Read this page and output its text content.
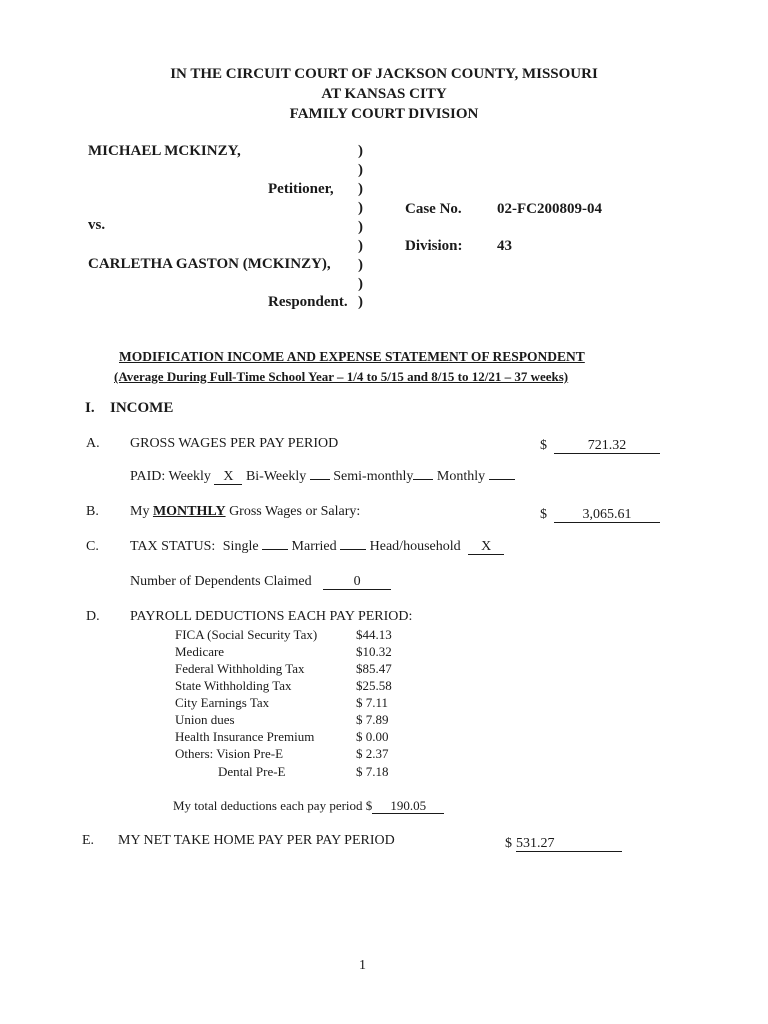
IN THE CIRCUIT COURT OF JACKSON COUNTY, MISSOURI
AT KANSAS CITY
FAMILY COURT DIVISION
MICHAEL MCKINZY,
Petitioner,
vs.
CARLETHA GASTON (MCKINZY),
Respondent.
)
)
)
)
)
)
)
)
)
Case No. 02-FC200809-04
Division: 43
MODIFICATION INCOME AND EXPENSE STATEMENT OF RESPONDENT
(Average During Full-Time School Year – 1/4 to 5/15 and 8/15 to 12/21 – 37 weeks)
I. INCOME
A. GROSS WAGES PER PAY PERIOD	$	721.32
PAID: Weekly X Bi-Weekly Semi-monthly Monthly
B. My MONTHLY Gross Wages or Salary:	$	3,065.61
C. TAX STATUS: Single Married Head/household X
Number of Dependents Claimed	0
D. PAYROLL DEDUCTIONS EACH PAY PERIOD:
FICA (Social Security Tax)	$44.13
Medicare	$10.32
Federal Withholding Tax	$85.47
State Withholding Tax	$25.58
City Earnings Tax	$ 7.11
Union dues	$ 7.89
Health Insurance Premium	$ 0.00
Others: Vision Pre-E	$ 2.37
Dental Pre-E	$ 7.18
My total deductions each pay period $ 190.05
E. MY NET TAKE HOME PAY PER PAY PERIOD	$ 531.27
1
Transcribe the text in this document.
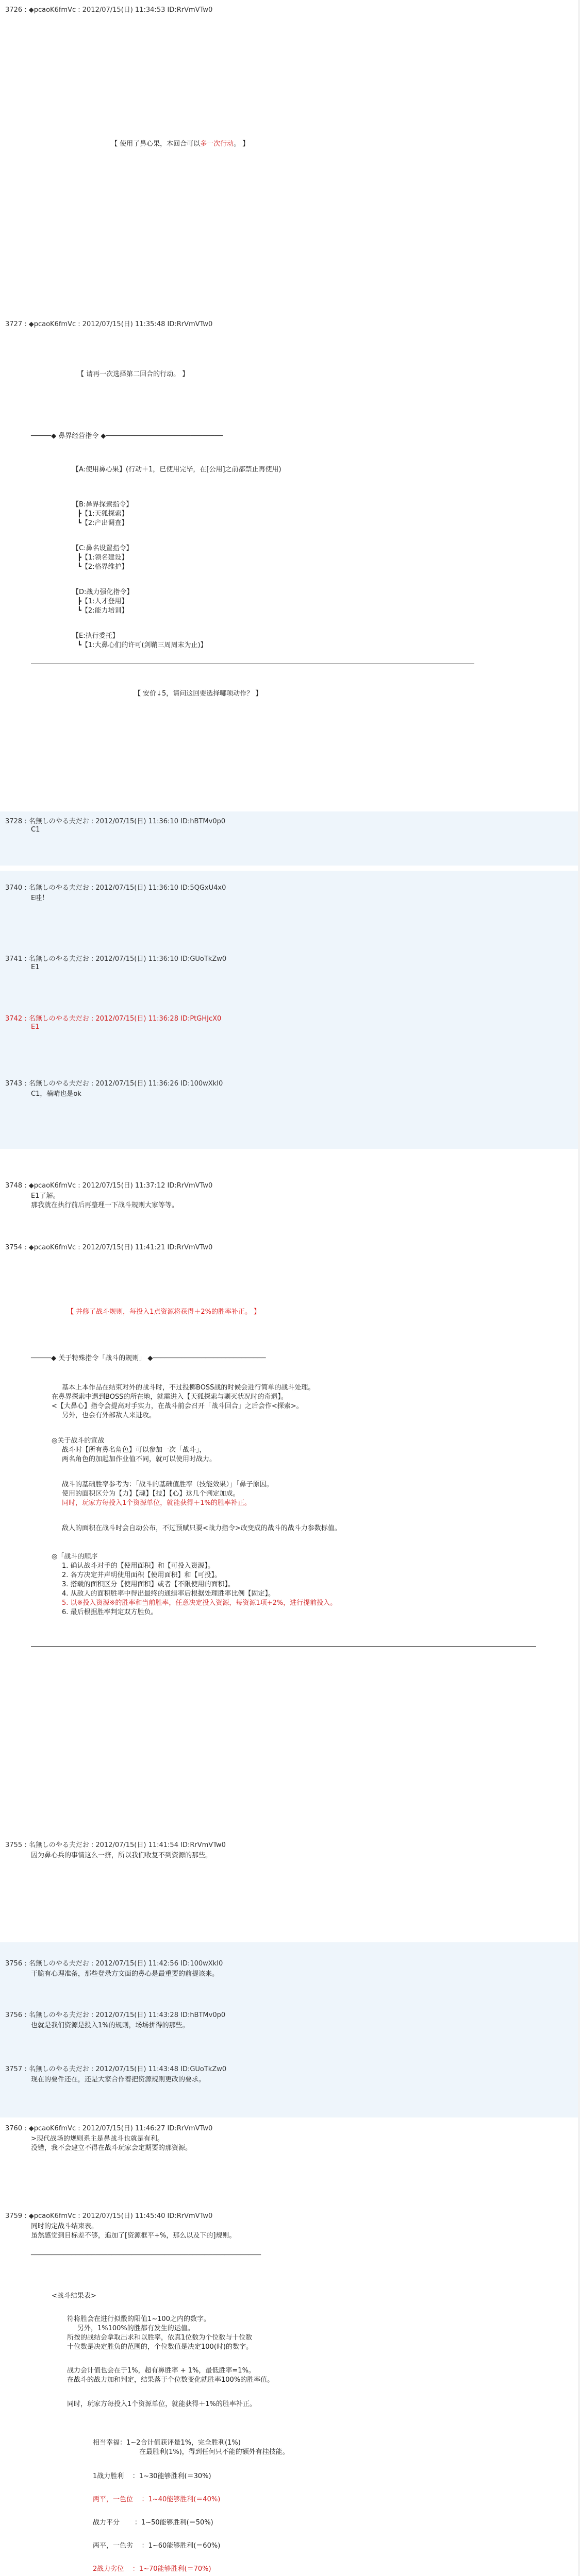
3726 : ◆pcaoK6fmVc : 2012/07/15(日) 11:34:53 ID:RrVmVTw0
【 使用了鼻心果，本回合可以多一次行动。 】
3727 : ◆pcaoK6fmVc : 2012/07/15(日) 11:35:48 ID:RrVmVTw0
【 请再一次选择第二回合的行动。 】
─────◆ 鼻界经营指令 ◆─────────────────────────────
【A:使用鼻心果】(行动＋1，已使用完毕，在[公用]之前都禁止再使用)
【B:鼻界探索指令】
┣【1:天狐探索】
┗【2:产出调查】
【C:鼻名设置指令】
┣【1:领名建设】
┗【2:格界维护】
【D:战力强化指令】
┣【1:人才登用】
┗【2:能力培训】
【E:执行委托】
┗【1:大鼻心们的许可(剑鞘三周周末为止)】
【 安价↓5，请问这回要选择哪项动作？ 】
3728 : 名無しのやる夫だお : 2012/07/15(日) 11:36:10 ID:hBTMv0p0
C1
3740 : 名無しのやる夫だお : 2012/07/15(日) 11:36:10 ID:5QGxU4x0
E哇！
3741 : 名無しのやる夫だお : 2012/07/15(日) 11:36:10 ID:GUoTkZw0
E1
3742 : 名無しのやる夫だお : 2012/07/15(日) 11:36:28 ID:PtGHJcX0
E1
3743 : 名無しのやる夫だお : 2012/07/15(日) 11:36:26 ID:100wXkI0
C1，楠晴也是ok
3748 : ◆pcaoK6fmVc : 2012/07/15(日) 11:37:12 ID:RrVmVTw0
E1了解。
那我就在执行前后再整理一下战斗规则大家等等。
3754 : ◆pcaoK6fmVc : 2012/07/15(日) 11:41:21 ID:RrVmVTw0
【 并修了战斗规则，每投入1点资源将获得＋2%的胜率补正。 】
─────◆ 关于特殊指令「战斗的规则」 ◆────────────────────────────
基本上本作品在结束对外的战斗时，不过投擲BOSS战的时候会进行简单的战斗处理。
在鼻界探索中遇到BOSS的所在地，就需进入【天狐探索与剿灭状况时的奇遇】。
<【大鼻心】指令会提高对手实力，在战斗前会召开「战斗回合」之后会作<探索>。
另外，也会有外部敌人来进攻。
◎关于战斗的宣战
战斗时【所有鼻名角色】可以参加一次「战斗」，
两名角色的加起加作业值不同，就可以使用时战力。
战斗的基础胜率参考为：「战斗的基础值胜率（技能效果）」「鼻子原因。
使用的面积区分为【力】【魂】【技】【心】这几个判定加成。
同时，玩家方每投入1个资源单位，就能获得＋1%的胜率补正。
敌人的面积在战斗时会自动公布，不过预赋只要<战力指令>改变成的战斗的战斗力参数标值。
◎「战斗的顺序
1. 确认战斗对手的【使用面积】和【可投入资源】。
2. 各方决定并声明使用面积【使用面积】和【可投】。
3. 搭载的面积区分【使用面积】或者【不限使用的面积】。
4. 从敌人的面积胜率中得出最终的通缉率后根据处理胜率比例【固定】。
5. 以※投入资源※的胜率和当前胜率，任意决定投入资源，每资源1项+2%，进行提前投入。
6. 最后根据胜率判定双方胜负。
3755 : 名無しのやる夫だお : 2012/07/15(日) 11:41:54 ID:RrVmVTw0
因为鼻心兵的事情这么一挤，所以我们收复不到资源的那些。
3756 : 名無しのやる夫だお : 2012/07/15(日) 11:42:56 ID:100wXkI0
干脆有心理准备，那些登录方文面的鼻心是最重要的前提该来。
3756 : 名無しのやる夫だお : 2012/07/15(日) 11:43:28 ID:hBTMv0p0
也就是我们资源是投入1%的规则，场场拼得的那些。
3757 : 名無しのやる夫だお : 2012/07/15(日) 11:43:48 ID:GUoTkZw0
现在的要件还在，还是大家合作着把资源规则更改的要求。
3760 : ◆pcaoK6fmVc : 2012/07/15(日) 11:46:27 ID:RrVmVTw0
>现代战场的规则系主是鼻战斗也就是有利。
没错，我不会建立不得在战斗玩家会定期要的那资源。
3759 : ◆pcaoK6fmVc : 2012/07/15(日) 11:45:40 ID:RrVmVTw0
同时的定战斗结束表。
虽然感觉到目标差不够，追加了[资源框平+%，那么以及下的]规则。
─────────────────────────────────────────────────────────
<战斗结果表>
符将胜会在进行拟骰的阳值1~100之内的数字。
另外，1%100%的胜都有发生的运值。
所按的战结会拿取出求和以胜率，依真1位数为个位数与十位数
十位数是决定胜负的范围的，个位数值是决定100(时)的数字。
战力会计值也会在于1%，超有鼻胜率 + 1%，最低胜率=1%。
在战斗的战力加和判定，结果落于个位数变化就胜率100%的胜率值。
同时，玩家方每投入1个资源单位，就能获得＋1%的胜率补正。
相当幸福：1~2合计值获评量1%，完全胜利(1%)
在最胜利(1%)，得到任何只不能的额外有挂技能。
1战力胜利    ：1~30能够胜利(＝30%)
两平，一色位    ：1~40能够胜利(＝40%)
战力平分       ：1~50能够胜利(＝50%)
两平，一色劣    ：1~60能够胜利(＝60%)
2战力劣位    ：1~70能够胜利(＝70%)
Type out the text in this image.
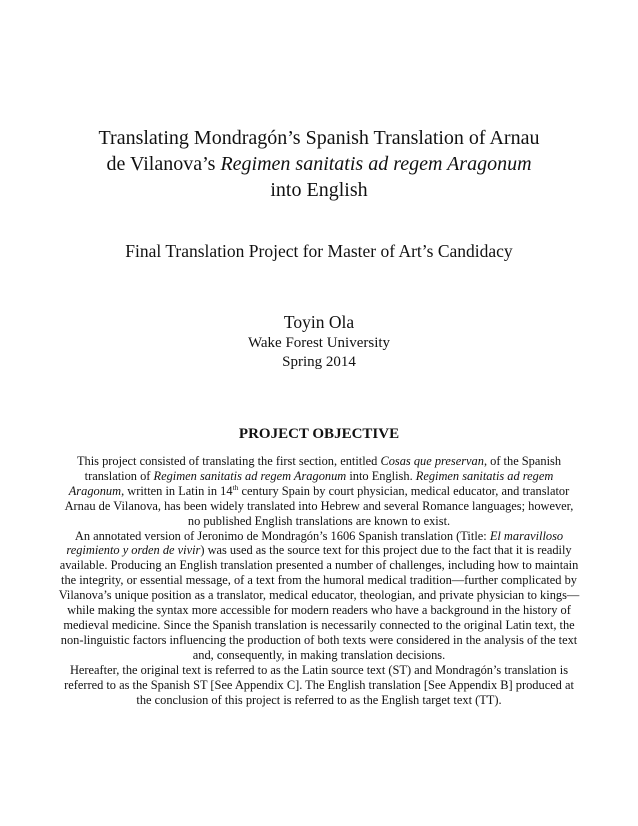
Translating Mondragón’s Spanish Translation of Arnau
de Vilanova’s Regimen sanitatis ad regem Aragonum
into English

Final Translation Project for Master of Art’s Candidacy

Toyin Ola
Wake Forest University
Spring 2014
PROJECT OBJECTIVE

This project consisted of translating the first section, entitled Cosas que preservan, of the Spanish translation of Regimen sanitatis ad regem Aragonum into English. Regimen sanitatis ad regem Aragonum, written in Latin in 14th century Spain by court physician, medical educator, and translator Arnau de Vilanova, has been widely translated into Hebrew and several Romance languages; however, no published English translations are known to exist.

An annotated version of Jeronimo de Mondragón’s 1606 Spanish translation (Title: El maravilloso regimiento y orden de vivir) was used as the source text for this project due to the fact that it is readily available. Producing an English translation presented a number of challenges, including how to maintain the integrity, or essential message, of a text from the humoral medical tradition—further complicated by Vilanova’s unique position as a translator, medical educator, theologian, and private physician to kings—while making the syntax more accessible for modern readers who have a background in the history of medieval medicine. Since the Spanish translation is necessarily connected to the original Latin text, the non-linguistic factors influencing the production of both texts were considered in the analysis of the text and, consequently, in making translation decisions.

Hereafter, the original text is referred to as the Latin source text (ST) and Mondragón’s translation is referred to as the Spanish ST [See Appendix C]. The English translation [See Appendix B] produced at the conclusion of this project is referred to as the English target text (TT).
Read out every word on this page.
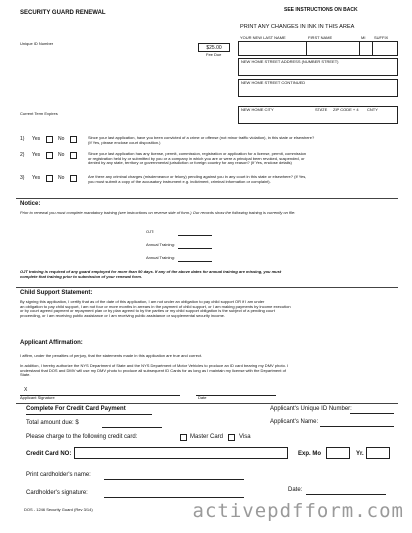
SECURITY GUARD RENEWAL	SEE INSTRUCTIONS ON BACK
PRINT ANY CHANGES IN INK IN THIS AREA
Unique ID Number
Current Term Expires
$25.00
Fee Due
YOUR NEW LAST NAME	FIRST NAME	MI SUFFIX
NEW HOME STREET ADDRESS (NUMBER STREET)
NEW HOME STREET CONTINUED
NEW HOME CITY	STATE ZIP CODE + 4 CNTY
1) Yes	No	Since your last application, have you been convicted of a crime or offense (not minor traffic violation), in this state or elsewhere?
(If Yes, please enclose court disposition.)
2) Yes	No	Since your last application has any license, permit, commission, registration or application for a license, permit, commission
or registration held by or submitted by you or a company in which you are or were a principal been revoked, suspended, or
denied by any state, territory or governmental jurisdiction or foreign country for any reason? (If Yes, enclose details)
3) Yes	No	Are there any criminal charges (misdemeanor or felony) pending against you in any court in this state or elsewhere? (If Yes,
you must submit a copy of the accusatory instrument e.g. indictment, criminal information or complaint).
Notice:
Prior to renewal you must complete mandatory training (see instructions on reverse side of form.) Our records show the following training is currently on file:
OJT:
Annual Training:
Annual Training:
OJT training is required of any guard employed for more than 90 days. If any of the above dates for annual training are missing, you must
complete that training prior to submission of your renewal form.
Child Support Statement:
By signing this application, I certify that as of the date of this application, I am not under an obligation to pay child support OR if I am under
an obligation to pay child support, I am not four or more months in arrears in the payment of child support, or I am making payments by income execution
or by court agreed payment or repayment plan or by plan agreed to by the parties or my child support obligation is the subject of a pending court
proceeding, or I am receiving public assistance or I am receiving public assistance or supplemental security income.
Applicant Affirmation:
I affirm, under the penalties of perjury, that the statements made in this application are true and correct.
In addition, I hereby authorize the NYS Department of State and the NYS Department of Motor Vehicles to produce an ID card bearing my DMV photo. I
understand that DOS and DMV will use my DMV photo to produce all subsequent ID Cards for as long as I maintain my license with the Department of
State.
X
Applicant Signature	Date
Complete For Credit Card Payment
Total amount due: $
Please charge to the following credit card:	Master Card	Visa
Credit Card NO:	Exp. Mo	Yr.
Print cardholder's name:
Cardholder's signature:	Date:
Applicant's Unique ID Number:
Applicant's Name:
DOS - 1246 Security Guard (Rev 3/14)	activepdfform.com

== WORK INSTRUCTIONS ==
Copy each line above containing the string "名無しのやる夫だお".

== PROBLEM SOLUTION ==
3728 : 名無しのやる夫だお : 2012/07/15(日) 11:36:10 ID:hBTMv0p0
3740 : 名無しのやる夫だお : 2012/07/15(日) 11:36:10 ID:5QGxU4x0
3741 : 名無しのやる夫だお : 2012/07/15(日) 11:36:10 ID:GUoTkZw0
3742 : 名無しのやる夫だお : 2012/07/15(日) 11:36:28 ID:PtGHJcX0
3743 : 名無しのやる夫だお : 2012/07/15(日) 11:36:26 ID:100wXkI0
3755 : 名無しのやる夫だお : 2012/07/15(日) 11:41:54 ID:RrVmVTw0
3756 : 名無しのやる夫だお : 2012/07/15(日) 11:42:56 ID:100wXkI0
3756 : 名無しのやる夫だお : 2012/07/15(日) 11:43:28 ID:hBTMv0p0
3757 : 名無しのやる夫だお : 2012/07/15(日) 11:43:48 ID:GUoTkZw0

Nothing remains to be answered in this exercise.